> [WHAT TO PRODUCE] Gather all lines with "Department" from the records.

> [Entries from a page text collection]
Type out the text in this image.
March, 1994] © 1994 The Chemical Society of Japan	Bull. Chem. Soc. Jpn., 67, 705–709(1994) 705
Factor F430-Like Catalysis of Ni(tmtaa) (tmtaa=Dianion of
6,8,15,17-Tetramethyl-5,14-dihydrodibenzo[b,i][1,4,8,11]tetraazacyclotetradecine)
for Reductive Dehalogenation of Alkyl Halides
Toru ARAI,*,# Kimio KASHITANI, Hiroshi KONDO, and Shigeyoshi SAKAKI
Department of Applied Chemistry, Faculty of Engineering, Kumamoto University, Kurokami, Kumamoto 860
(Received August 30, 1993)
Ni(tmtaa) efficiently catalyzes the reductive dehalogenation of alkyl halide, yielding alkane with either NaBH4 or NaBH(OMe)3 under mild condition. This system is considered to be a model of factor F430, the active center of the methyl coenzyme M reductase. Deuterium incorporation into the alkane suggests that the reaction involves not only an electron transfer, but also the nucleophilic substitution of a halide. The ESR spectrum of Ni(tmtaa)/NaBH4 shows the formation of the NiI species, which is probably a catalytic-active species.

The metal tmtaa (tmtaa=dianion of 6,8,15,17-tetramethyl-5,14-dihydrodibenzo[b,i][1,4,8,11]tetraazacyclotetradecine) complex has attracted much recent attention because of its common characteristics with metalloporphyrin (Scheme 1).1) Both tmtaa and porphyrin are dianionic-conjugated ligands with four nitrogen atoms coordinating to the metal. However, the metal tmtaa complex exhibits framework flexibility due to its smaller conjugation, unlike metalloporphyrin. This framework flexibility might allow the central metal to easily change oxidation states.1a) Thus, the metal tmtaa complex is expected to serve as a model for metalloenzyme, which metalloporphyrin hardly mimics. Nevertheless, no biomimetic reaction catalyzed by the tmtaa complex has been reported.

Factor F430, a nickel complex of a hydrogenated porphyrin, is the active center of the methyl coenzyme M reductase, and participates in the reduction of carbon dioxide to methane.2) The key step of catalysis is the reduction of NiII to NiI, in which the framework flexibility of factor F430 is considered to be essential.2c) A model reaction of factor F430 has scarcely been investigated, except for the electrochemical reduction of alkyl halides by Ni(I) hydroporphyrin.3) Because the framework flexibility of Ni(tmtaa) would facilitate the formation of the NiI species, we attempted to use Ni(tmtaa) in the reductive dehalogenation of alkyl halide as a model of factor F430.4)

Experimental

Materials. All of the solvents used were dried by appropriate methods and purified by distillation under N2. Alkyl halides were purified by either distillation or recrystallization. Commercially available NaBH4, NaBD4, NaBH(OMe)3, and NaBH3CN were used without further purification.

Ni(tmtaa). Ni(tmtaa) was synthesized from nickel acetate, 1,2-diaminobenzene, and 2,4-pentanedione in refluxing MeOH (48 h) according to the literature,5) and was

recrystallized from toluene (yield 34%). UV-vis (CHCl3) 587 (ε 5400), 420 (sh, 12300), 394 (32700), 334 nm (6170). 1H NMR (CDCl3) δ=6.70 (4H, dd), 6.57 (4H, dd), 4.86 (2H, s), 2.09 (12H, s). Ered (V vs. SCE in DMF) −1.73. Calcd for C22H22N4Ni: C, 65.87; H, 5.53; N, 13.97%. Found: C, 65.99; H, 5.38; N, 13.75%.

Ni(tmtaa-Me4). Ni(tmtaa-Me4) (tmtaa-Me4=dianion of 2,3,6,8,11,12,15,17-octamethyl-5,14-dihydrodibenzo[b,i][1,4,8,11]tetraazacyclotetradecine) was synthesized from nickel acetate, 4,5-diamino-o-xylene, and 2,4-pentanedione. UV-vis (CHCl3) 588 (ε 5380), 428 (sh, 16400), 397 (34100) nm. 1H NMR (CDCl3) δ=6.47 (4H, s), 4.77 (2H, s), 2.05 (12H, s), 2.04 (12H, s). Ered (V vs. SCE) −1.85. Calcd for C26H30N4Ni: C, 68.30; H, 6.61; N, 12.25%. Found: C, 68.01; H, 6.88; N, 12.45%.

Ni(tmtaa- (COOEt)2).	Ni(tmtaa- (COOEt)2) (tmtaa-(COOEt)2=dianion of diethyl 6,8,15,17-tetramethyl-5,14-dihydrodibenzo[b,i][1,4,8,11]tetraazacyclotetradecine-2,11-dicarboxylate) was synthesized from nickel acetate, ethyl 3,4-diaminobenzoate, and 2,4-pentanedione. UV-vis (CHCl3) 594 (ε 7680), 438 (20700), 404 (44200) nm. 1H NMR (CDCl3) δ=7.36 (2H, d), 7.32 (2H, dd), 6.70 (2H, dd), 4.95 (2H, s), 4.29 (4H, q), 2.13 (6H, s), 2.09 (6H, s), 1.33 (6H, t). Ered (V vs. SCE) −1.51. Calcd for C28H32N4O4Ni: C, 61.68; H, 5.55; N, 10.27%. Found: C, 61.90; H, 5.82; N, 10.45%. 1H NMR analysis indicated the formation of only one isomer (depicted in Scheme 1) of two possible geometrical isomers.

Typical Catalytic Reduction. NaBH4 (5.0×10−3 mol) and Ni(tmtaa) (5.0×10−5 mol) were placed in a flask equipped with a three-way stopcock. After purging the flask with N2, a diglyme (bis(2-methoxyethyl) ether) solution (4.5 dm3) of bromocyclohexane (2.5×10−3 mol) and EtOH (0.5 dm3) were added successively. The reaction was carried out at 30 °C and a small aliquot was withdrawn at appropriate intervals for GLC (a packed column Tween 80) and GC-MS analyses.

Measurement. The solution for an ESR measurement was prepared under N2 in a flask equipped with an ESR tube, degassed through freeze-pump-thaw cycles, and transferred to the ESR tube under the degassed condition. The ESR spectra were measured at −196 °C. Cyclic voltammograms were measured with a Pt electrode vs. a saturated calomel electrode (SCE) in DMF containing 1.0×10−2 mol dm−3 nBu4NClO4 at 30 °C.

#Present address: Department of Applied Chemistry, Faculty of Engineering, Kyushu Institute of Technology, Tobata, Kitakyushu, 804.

> [ANSWER SECTION]
Department of Applied Chemistry, Faculty of Engineering, Kumamoto University, Kurokami, Kumamoto 860
#Present address: Department of Applied Chemistry, Faculty of Engineering, Kyushu Institute of Technology, Tobata, Kitakyushu, 804.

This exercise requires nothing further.